*Exercise instructions:* Reproduce all the entries exactly.

*Raw data:*
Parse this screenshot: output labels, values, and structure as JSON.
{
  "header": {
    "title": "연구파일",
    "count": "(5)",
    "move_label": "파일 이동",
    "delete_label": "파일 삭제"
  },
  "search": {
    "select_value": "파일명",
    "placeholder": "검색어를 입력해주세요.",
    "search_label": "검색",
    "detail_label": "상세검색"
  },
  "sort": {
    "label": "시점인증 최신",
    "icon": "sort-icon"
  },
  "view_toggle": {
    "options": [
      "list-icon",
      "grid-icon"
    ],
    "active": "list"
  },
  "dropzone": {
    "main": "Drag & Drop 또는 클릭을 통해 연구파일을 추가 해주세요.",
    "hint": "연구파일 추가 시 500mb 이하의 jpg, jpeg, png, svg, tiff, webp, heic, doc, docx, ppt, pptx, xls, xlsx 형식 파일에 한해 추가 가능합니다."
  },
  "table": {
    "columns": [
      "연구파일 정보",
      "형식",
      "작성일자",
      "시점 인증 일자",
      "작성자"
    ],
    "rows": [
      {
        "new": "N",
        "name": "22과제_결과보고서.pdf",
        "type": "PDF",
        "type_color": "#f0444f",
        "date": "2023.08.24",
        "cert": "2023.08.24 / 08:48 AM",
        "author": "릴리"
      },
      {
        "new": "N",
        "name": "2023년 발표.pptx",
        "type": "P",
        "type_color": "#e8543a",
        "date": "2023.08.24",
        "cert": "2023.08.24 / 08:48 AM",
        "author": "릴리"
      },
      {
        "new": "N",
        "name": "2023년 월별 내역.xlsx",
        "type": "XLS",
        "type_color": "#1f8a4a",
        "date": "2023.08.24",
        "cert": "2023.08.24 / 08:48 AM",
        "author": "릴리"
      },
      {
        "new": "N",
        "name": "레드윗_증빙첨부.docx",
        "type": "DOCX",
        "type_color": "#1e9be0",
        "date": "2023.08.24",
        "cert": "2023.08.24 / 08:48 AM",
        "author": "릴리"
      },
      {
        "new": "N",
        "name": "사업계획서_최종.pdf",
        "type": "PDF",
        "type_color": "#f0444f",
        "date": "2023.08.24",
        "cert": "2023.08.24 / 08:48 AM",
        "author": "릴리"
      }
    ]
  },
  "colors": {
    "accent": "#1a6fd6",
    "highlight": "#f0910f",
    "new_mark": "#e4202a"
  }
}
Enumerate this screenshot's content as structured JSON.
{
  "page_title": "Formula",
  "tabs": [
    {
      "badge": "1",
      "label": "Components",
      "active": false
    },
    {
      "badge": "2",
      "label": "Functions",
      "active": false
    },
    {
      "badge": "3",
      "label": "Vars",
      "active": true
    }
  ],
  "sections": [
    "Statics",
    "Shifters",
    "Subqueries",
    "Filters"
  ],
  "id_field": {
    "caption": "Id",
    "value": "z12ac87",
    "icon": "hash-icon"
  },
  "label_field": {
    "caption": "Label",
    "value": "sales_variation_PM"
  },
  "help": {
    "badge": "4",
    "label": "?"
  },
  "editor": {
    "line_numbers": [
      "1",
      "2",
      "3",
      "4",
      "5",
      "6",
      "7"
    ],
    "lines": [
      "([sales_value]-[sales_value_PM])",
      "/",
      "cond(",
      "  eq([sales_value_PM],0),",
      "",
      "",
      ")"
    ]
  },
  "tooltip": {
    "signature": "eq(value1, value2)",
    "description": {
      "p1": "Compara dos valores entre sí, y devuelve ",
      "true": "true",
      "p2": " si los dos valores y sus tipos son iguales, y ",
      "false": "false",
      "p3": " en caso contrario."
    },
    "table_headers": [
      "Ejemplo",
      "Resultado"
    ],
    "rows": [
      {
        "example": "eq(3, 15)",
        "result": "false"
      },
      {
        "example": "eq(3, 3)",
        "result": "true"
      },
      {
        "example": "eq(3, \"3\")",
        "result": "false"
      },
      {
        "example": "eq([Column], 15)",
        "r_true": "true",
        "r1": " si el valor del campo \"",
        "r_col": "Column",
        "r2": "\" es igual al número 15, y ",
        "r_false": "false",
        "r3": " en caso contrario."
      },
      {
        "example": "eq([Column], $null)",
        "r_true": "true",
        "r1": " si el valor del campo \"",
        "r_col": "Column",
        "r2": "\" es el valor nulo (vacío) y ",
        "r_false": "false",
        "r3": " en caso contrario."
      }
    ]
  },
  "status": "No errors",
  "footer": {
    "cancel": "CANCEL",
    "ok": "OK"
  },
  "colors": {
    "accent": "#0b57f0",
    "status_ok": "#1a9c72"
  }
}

*Right answer:*
Parse this screenshot: output labels, values, and structure as JSON.
{
  "header": {
    "title": "연구파일",
    "count": "(5)",
    "move_label": "파일 이동",
    "delete_label": "파일 삭제"
  },
  "search": {
    "select_value": "파일명",
    "placeholder": "검색어를 입력해주세요.",
    "search_label": "검색",
    "detail_label": "상세검색"
  },
  "sort": {
    "label": "시점인증 최신",
    "icon": "sort-icon"
  },
  "view_toggle": {
    "options": [
      "list-icon",
      "grid-icon"
    ],
    "active": "list"
  },
  "dropzone": {
    "main": "Drag & Drop 또는 클릭을 통해 연구파일을 추가 해주세요.",
    "hint": "연구파일 추가 시 500mb 이하의 jpg, jpeg, png, svg, tiff, webp, heic, doc, docx, ppt, pptx, xls, xlsx 형식 파일에 한해 추가 가능합니다."
  },
  "table": {
    "columns": [
      "연구파일 정보",
      "형식",
      "작성일자",
      "시점 인증 일자",
      "작성자"
    ],
    "rows": [
      {
        "new": "N",
        "name": "22과제_결과보고서.pdf",
        "type": "PDF",
        "type_color": "#f0444f",
        "date": "2023.08.24",
        "cert": "2023.08.24 / 08:48 AM",
        "author": "릴리"
      },
      {
        "new": "N",
        "name": "2023년 발표.pptx",
        "type": "P",
        "type_color": "#e8543a",
        "date": "2023.08.24",
        "cert": "2023.08.24 / 08:48 AM",
        "author": "릴리"
      },
      {
        "new": "N",
        "name": "2023년 월별 내역.xlsx",
        "type": "XLS",
        "type_color": "#1f8a4a",
        "date": "2023.08.24",
        "cert": "2023.08.24 / 08:48 AM",
        "author": "릴리"
      },
      {
        "new": "N",
        "name": "레드윗_증빙첨부.docx",
        "type": "DOCX",
        "type_color": "#1e9be0",
        "date": "2023.08.24",
        "cert": "2023.08.24 / 08:48 AM",
        "author": "릴리"
      },
      {
        "new": "N",
        "name": "사업계획서_최종.pdf",
        "type": "PDF",
        "type_color": "#f0444f",
        "date": "2023.08.24",
        "cert": "2023.08.24 / 08:48 AM",
        "author": "릴리"
      }
    ]
  },
  "colors": {
    "accent": "#1a6fd6",
    "highlight": "#f0910f",
    "new_mark": "#e4202a"
  }
}
Enumerate this screenshot's content as structured JSON.
{
  "page_title": "Formula",
  "tabs": [
    {
      "badge": "1",
      "label": "Components",
      "active": false
    },
    {
      "badge": "2",
      "label": "Functions",
      "active": false
    },
    {
      "badge": "3",
      "label": "Vars",
      "active": true
    }
  ],
  "sections": [
    "Statics",
    "Shifters",
    "Subqueries",
    "Filters"
  ],
  "id_field": {
    "caption": "Id",
    "value": "z12ac87",
    "icon": "hash-icon"
  },
  "label_field": {
    "caption": "Label",
    "value": "sales_variation_PM"
  },
  "help": {
    "badge": "4",
    "label": "?"
  },
  "editor": {
    "line_numbers": [
      "1",
      "2",
      "3",
      "4",
      "5",
      "6",
      "7"
    ],
    "lines": [
      "([sales_value]-[sales_value_PM])",
      "/",
      "cond(",
      "  eq([sales_value_PM],0),",
      "",
      "",
      ")"
    ]
  },
  "tooltip": {
    "signature": "eq(value1, value2)",
    "description": {
      "p1": "Compara dos valores entre sí, y devuelve ",
      "true": "true",
      "p2": " si los dos valores y sus tipos son iguales, y ",
      "false": "false",
      "p3": " en caso contrario."
    },
    "table_headers": [
      "Ejemplo",
      "Resultado"
    ],
    "rows": [
      {
        "example": "eq(3, 15)",
        "result": "false"
      },
      {
        "example": "eq(3, 3)",
        "result": "true"
      },
      {
        "example": "eq(3, \"3\")",
        "result": "false"
      },
      {
        "example": "eq([Column], 15)",
        "r_true": "true",
        "r1": " si el valor del campo \"",
        "r_col": "Column",
        "r2": "\" es igual al número 15, y ",
        "r_false": "false",
        "r3": " en caso contrario."
      },
      {
        "example": "eq([Column], $null)",
        "r_true": "true",
        "r1": " si el valor del campo \"",
        "r_col": "Column",
        "r2": "\" es el valor nulo (vacío) y ",
        "r_false": "false",
        "r3": " en caso contrario."
      }
    ]
  },
  "status": "No errors",
  "footer": {
    "cancel": "CANCEL",
    "ok": "OK"
  },
  "colors": {
    "accent": "#0b57f0",
    "status_ok": "#1a9c72"
  }
}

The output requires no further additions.